__LISTED RECORDS__
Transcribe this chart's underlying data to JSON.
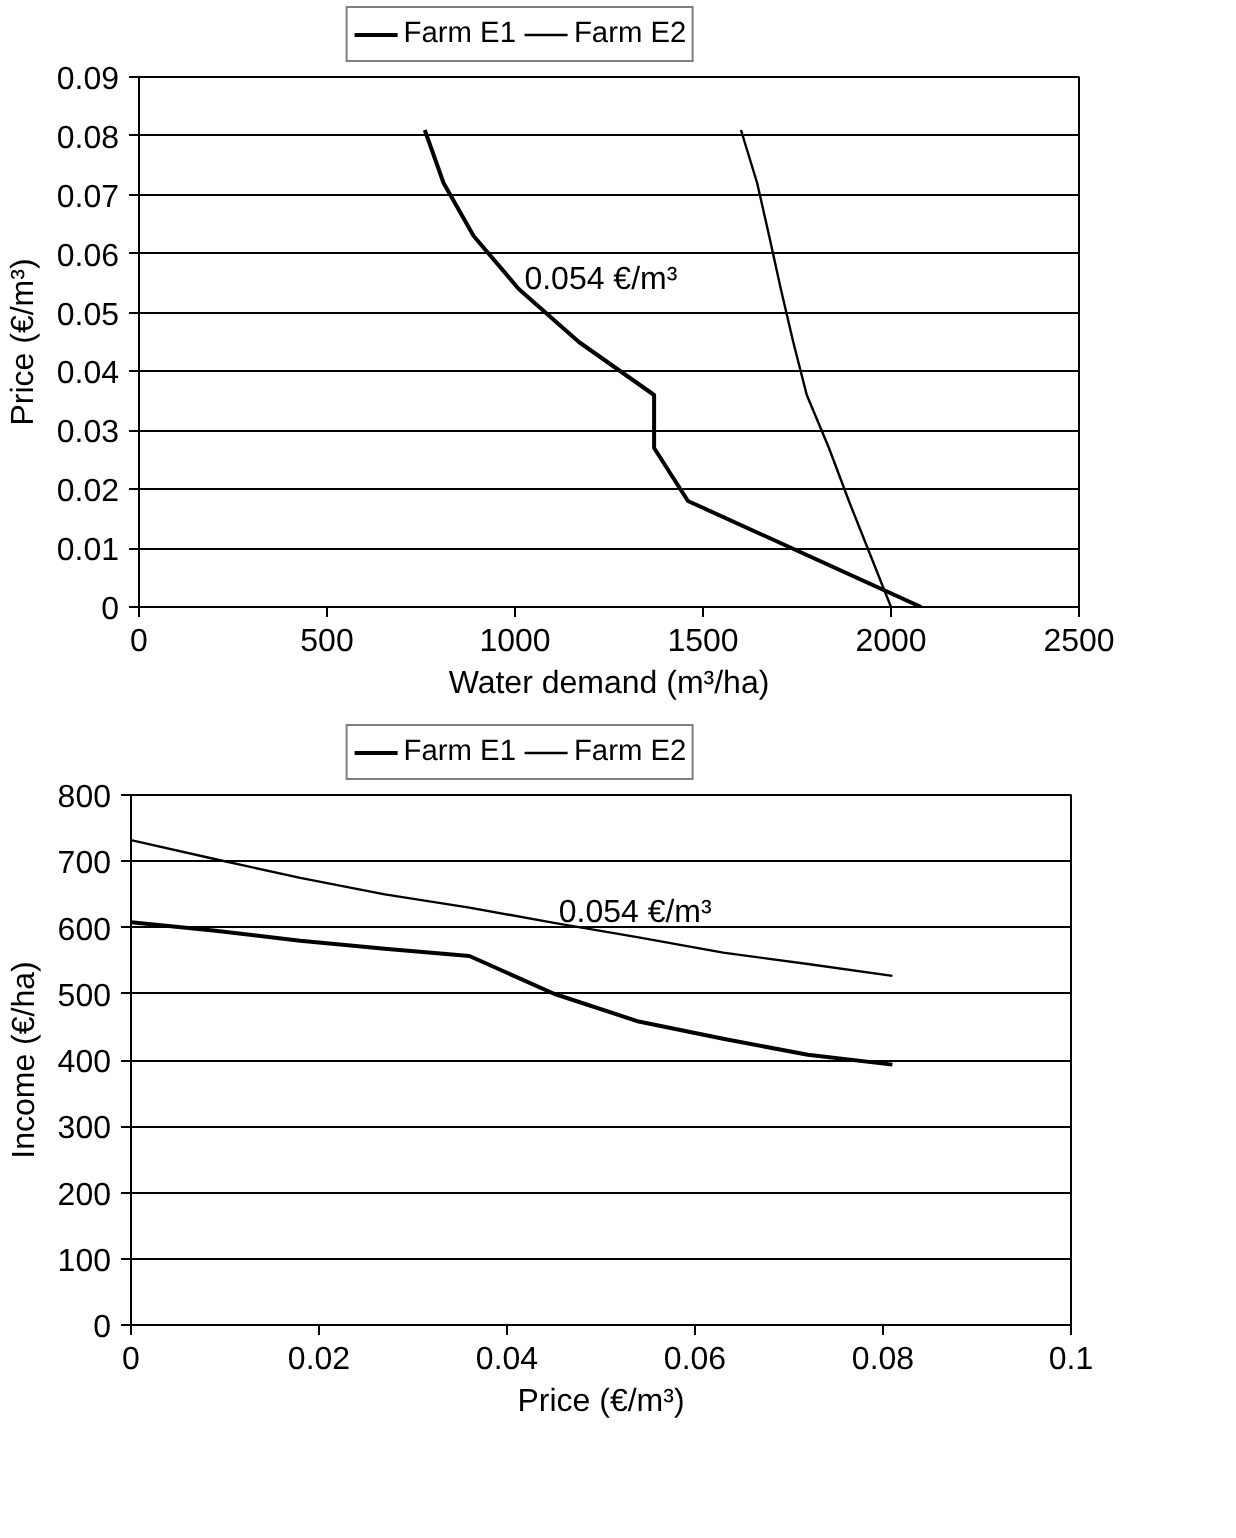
{
  "chart_data": [
    {
      "type": "line",
      "xlabel": "Water demand (m³/ha)",
      "ylabel": "Price (€/m³)",
      "xlim": [
        0,
        2500
      ],
      "xticks": [
        0,
        500,
        1000,
        1500,
        2000,
        2500
      ],
      "ylim": [
        0,
        0.09
      ],
      "yticks": [
        0,
        0.01,
        0.02,
        0.03,
        0.04,
        0.05,
        0.06,
        0.07,
        0.08,
        0.09
      ],
      "grid": "y",
      "legend": "top",
      "annotations": [
        "0.054 €/m³"
      ],
      "series": [
        {
          "name": "Farm E1",
          "color": "#000000",
          "x": [
            2080,
            1460,
            1370,
            1370,
            1170,
            1010,
            890,
            810,
            760
          ],
          "values": [
            0,
            0.018,
            0.027,
            0.036,
            0.045,
            0.054,
            0.063,
            0.072,
            0.081
          ]
        },
        {
          "name": "Farm E2",
          "color": "#000000",
          "x": [
            2000,
            1888,
            1835,
            1776,
            1740,
            1707,
            1676,
            1644,
            1601
          ],
          "values": [
            0,
            0.018,
            0.027,
            0.036,
            0.045,
            0.054,
            0.063,
            0.072,
            0.081
          ]
        }
      ]
    },
    {
      "type": "line",
      "xlabel": "Price (€/m³)",
      "ylabel": "Income (€/ha)",
      "xlim": [
        0,
        0.1
      ],
      "xticks": [
        0,
        0.02,
        0.04,
        0.06,
        0.08,
        0.1
      ],
      "ylim": [
        0,
        800
      ],
      "yticks": [
        0,
        100,
        200,
        300,
        400,
        500,
        600,
        700,
        800
      ],
      "grid": "y",
      "legend": "top",
      "annotations": [
        "0.054 €/m³"
      ],
      "series": [
        {
          "name": "Farm E1",
          "color": "#000000",
          "x": [
            0,
            0.009,
            0.018,
            0.027,
            0.036,
            0.045,
            0.054,
            0.063,
            0.072,
            0.081
          ],
          "values": [
            608,
            595,
            580,
            568,
            557,
            500,
            458,
            432,
            408,
            393
          ]
        },
        {
          "name": "Farm E2",
          "color": "#000000",
          "x": [
            0,
            0.009,
            0.018,
            0.027,
            0.036,
            0.045,
            0.054,
            0.063,
            0.072,
            0.081
          ],
          "values": [
            732,
            703,
            675,
            650,
            630,
            607,
            585,
            562,
            545,
            527
          ]
        }
      ]
    }
  ]
}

__WHAT YOU ARE ASKED TO DO__
Give all the entries again exactly, dropping each picture.

__TASK ANSWER__
Transcribe this chart's underlying data to JSON.
{
  "chart_data": [
    {
      "type": "line",
      "xlabel": "Water demand (m³/ha)",
      "ylabel": "Price (€/m³)",
      "xlim": [
        0,
        2500
      ],
      "xticks": [
        0,
        500,
        1000,
        1500,
        2000,
        2500
      ],
      "ylim": [
        0,
        0.09
      ],
      "yticks": [
        0,
        0.01,
        0.02,
        0.03,
        0.04,
        0.05,
        0.06,
        0.07,
        0.08,
        0.09
      ],
      "grid": "y",
      "legend": "top",
      "annotations": [
        "0.054 €/m³"
      ],
      "series": [
        {
          "name": "Farm E1",
          "color": "#000000",
          "x": [
            2080,
            1460,
            1370,
            1370,
            1170,
            1010,
            890,
            810,
            760
          ],
          "values": [
            0,
            0.018,
            0.027,
            0.036,
            0.045,
            0.054,
            0.063,
            0.072,
            0.081
          ]
        },
        {
          "name": "Farm E2",
          "color": "#000000",
          "x": [
            2000,
            1888,
            1835,
            1776,
            1740,
            1707,
            1676,
            1644,
            1601
          ],
          "values": [
            0,
            0.018,
            0.027,
            0.036,
            0.045,
            0.054,
            0.063,
            0.072,
            0.081
          ]
        }
      ]
    },
    {
      "type": "line",
      "xlabel": "Price (€/m³)",
      "ylabel": "Income (€/ha)",
      "xlim": [
        0,
        0.1
      ],
      "xticks": [
        0,
        0.02,
        0.04,
        0.06,
        0.08,
        0.1
      ],
      "ylim": [
        0,
        800
      ],
      "yticks": [
        0,
        100,
        200,
        300,
        400,
        500,
        600,
        700,
        800
      ],
      "grid": "y",
      "legend": "top",
      "annotations": [
        "0.054 €/m³"
      ],
      "series": [
        {
          "name": "Farm E1",
          "color": "#000000",
          "x": [
            0,
            0.009,
            0.018,
            0.027,
            0.036,
            0.045,
            0.054,
            0.063,
            0.072,
            0.081
          ],
          "values": [
            608,
            595,
            580,
            568,
            557,
            500,
            458,
            432,
            408,
            393
          ]
        },
        {
          "name": "Farm E2",
          "color": "#000000",
          "x": [
            0,
            0.009,
            0.018,
            0.027,
            0.036,
            0.045,
            0.054,
            0.063,
            0.072,
            0.081
          ],
          "values": [
            732,
            703,
            675,
            650,
            630,
            607,
            585,
            562,
            545,
            527
          ]
        }
      ]
    }
  ]
}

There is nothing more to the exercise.